━━━━━ DATASET ENTRIES ━━━━━

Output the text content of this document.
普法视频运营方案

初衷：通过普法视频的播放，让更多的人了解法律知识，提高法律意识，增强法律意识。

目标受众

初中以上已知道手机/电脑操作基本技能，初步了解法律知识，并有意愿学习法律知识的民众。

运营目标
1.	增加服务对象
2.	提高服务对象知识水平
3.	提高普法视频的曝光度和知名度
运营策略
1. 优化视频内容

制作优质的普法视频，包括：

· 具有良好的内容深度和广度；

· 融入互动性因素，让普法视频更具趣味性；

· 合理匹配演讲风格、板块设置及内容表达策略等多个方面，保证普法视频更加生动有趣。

━━━━━

_DIRECTION_
Return all of the data precisely as it appears.

_REPLY_
Output the text content of this document.
普法视频运营方案

初衷：通过普法视频的播放，让更多的人了解法律知识，提高法律意识，增强法律意识。

目标受众

初中以上已知道手机/电脑操作基本技能，初步了解法律知识，并有意愿学习法律知识的民众。

运营目标
1.	增加服务对象
2.	提高服务对象知识水平
3.	提高普法视频的曝光度和知名度
运营策略
1. 优化视频内容

制作优质的普法视频，包括：

· 具有良好的内容深度和广度；

· 融入互动性因素，让普法视频更具趣味性；

· 合理匹配演讲风格、板块设置及内容表达策略等多个方面，保证普法视频更加生动有趣。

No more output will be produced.